Given problem: Write the records below out in full, character for character, with no pictures.

Dataset records
---*---

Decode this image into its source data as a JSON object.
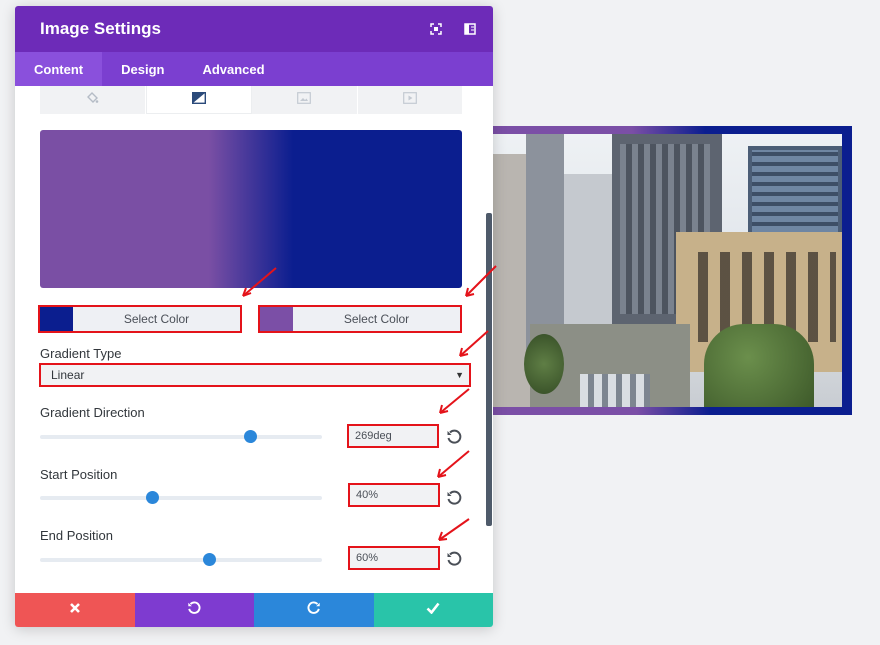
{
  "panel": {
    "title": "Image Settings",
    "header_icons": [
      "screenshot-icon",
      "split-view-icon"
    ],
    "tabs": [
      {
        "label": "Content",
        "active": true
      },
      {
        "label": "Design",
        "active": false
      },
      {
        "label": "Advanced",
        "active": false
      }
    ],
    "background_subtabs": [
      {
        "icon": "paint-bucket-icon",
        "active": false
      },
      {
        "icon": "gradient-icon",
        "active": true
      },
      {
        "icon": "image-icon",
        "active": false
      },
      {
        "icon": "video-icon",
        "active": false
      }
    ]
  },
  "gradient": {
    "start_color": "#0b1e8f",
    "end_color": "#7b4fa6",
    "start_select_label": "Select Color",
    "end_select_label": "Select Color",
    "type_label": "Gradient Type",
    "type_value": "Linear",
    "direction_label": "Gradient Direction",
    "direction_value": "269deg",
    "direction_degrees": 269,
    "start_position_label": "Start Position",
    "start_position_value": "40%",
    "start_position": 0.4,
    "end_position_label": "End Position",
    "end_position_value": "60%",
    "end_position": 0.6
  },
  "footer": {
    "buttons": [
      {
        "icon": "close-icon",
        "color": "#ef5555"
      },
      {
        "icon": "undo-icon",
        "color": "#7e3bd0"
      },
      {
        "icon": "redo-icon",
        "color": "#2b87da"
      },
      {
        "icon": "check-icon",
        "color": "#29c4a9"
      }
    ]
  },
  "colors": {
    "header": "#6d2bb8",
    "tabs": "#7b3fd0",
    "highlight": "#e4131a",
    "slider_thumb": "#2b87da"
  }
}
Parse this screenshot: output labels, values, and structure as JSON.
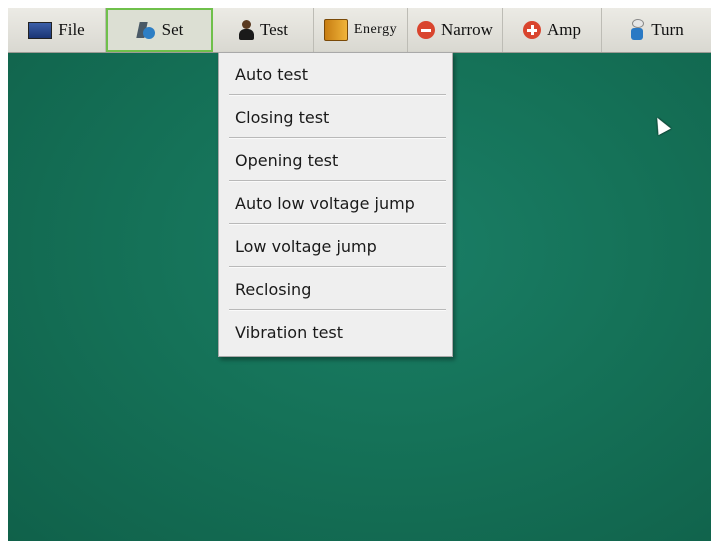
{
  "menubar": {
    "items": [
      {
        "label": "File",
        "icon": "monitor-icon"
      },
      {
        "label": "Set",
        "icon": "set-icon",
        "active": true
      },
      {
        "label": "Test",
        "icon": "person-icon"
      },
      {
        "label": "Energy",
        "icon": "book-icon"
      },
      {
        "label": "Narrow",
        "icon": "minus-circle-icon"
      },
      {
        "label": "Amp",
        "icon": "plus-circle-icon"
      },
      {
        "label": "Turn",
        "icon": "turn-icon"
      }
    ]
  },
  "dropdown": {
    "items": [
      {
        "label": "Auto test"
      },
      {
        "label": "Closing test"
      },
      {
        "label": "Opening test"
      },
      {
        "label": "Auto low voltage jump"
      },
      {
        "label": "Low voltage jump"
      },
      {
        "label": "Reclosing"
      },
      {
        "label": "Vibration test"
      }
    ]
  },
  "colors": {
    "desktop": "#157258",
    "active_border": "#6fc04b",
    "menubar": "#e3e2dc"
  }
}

---*---

Response:
Decode this image into its source data as a JSON object.
{
  "panel": {
    "title": "Image Settings",
    "header_icons": [
      "screenshot-icon",
      "split-view-icon"
    ],
    "tabs": [
      {
        "label": "Content",
        "active": true
      },
      {
        "label": "Design",
        "active": false
      },
      {
        "label": "Advanced",
        "active": false
      }
    ],
    "background_subtabs": [
      {
        "icon": "paint-bucket-icon",
        "active": false
      },
      {
        "icon": "gradient-icon",
        "active": true
      },
      {
        "icon": "image-icon",
        "active": false
      },
      {
        "icon": "video-icon",
        "active": false
      }
    ]
  },
  "gradient": {
    "start_color": "#0b1e8f",
    "end_color": "#7b4fa6",
    "start_select_label": "Select Color",
    "end_select_label": "Select Color",
    "type_label": "Gradient Type",
    "type_value": "Linear",
    "direction_label": "Gradient Direction",
    "direction_value": "269deg",
    "direction_degrees": 269,
    "start_position_label": "Start Position",
    "start_position_value": "40%",
    "start_position": 0.4,
    "end_position_label": "End Position",
    "end_position_value": "60%",
    "end_position": 0.6
  },
  "footer": {
    "buttons": [
      {
        "icon": "close-icon",
        "color": "#ef5555"
      },
      {
        "icon": "undo-icon",
        "color": "#7e3bd0"
      },
      {
        "icon": "redo-icon",
        "color": "#2b87da"
      },
      {
        "icon": "check-icon",
        "color": "#29c4a9"
      }
    ]
  },
  "colors": {
    "header": "#6d2bb8",
    "tabs": "#7b3fd0",
    "highlight": "#e4131a",
    "slider_thumb": "#2b87da"
  }
}
Parse this screenshot: output labels, values, and structure as JSON.
{
  "menubar": {
    "items": [
      {
        "label": "File",
        "icon": "monitor-icon"
      },
      {
        "label": "Set",
        "icon": "set-icon",
        "active": true
      },
      {
        "label": "Test",
        "icon": "person-icon"
      },
      {
        "label": "Energy",
        "icon": "book-icon"
      },
      {
        "label": "Narrow",
        "icon": "minus-circle-icon"
      },
      {
        "label": "Amp",
        "icon": "plus-circle-icon"
      },
      {
        "label": "Turn",
        "icon": "turn-icon"
      }
    ]
  },
  "dropdown": {
    "items": [
      {
        "label": "Auto test"
      },
      {
        "label": "Closing test"
      },
      {
        "label": "Opening test"
      },
      {
        "label": "Auto low voltage jump"
      },
      {
        "label": "Low voltage jump"
      },
      {
        "label": "Reclosing"
      },
      {
        "label": "Vibration test"
      }
    ]
  },
  "colors": {
    "desktop": "#157258",
    "active_border": "#6fc04b",
    "menubar": "#e3e2dc"
  }
}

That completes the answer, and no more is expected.